Task goal
Copy out each line that mentions the word "terenu".
◇ ◇ ◇ ◇ ◇ ◇ ◇
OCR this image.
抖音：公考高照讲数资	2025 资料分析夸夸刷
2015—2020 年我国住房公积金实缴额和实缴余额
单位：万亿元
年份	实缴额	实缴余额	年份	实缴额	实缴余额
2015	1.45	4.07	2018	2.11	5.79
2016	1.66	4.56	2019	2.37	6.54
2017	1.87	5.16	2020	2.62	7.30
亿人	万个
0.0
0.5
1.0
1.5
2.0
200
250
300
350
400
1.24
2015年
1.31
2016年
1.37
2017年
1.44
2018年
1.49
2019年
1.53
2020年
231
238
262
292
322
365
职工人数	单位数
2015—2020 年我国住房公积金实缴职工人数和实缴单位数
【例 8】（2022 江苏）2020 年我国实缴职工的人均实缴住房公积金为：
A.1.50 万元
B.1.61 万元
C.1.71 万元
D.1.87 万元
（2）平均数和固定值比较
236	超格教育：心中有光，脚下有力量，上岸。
◇ ◇ ◇ ◇ ◇ ◇ ◇
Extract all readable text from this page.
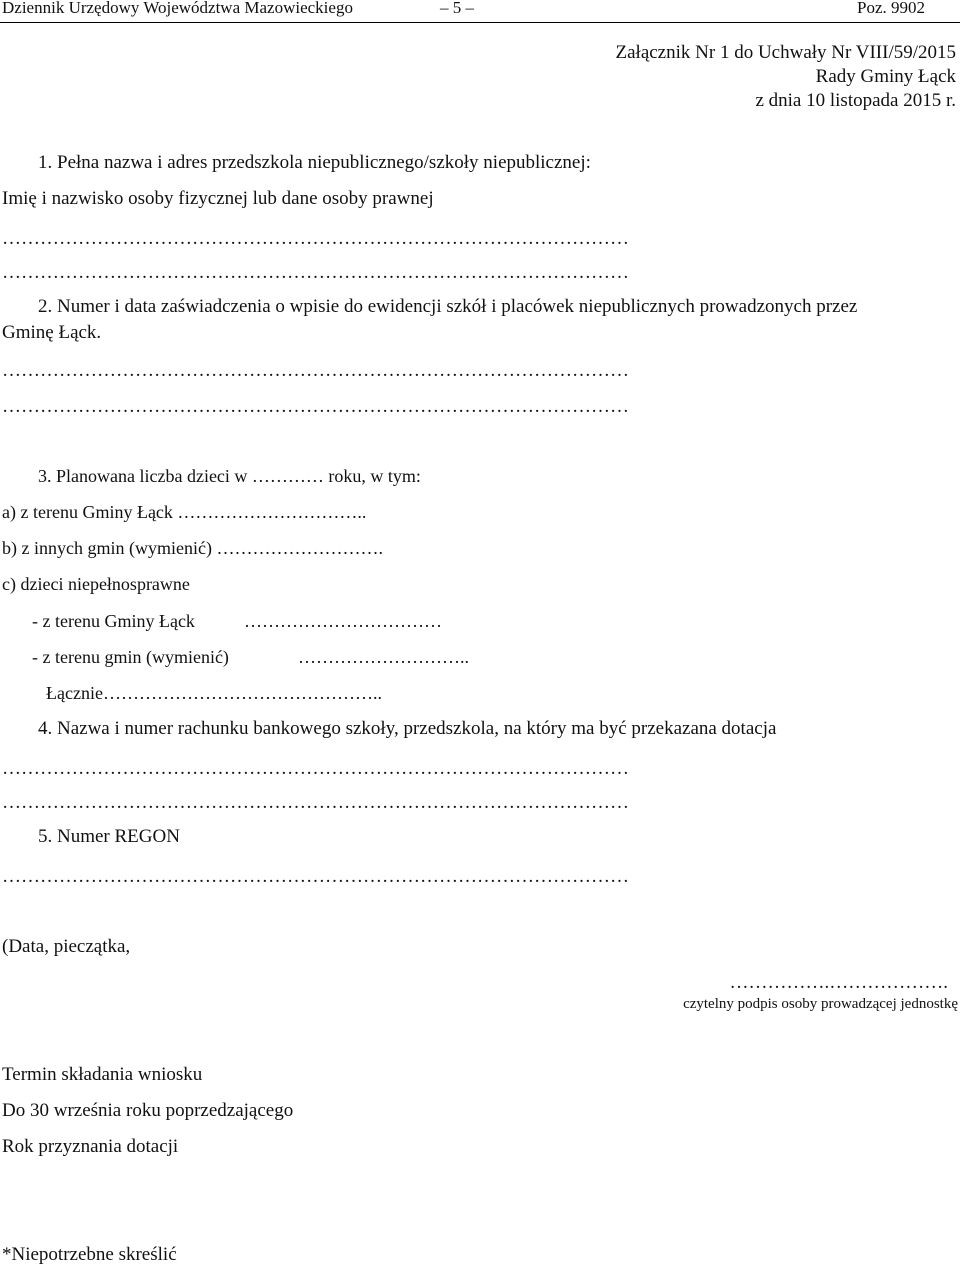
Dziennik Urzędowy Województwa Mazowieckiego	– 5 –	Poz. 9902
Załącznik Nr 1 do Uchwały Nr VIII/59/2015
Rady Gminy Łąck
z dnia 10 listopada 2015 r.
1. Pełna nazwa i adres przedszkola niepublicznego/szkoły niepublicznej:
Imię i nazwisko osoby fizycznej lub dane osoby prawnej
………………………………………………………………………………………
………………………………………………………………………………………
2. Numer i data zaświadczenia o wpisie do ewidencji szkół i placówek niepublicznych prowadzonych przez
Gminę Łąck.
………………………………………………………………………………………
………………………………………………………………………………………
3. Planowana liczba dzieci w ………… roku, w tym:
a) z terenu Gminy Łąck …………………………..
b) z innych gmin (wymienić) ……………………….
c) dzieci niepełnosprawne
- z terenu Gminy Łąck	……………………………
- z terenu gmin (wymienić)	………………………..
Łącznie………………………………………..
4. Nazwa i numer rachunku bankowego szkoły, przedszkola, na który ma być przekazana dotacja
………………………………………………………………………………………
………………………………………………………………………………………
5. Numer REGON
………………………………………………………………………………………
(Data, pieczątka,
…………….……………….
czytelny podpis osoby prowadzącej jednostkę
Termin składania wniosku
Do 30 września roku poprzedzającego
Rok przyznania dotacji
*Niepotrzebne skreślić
◇ ◇ ◇ ◇ ◇ ◇ ◇
Correct output
a) z terenu Gminy Łąck …………………………..
- z terenu Gminy Łąck	……………………………
- z terenu gmin (wymienić)	………………………..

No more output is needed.